*** Source material ***

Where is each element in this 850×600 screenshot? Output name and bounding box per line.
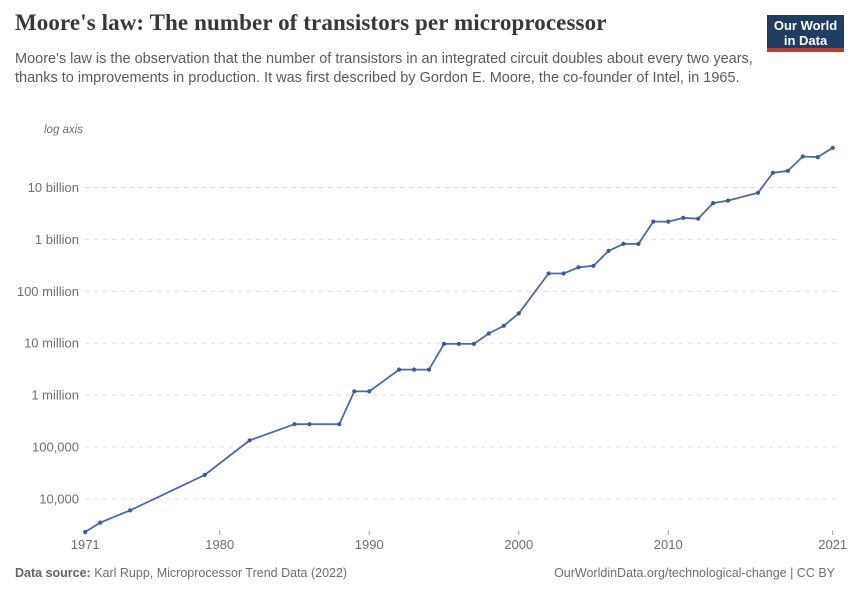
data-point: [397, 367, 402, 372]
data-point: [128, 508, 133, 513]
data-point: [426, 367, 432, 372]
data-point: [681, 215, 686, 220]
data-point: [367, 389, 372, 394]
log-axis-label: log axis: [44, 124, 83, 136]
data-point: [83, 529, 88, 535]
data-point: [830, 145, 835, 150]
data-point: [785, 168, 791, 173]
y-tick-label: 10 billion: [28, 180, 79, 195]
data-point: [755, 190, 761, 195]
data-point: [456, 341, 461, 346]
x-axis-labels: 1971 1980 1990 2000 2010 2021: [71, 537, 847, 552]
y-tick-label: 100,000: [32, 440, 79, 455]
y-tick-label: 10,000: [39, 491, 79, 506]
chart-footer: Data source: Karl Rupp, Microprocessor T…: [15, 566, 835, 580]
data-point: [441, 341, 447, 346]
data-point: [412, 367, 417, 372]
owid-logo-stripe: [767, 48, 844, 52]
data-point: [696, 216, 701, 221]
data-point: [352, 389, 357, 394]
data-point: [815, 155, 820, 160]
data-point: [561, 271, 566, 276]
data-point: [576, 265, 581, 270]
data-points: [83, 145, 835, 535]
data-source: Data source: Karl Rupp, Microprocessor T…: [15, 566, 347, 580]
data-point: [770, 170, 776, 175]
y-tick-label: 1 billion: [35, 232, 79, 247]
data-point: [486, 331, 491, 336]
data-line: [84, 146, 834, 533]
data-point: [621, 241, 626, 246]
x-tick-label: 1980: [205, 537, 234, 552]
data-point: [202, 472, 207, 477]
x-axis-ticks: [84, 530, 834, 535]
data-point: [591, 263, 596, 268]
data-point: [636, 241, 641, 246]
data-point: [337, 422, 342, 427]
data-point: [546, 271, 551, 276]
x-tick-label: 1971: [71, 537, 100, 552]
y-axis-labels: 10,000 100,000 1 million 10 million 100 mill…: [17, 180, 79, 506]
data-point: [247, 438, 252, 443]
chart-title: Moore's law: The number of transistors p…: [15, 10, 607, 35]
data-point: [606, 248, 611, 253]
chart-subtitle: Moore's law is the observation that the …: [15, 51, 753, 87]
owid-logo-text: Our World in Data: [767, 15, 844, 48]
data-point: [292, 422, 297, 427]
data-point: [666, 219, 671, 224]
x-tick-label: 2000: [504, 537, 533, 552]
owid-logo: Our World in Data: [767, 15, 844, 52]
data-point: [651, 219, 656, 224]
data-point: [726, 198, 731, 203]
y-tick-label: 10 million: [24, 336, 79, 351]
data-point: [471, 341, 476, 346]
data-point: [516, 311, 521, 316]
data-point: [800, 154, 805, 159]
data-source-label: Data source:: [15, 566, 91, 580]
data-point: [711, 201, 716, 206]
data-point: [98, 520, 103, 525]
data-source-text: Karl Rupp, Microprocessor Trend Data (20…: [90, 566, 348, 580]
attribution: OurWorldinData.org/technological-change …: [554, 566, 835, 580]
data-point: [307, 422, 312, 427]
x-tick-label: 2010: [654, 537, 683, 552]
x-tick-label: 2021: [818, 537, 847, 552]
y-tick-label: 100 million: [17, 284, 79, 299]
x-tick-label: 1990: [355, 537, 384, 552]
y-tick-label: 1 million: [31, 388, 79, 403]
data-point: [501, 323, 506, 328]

***
*** Source material ***

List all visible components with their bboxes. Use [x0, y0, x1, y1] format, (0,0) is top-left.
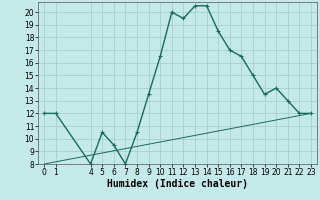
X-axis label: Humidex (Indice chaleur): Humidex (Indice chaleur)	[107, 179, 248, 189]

***

■ Problem statement
Write the lines in the entries above as a numbered list, from the line containing "Where is each" down to the line containing "data-point: [830, 145, 835, 150]", both included. Skip blank lines and leave out the pictures.

■ Result of this exercise
1. Where is each element in this 850×600 screenshot? Output name and bounding box per line.
2. data-point: [397, 367, 402, 372]
3. data-point: [128, 508, 133, 513]
4. data-point: [426, 367, 432, 372]
5. data-point: [681, 215, 686, 220]
6. data-point: [367, 389, 372, 394]
7. log-axis-label: log axis: [44, 124, 83, 136]
8. data-point: [83, 529, 88, 535]
9. data-point: [830, 145, 835, 150]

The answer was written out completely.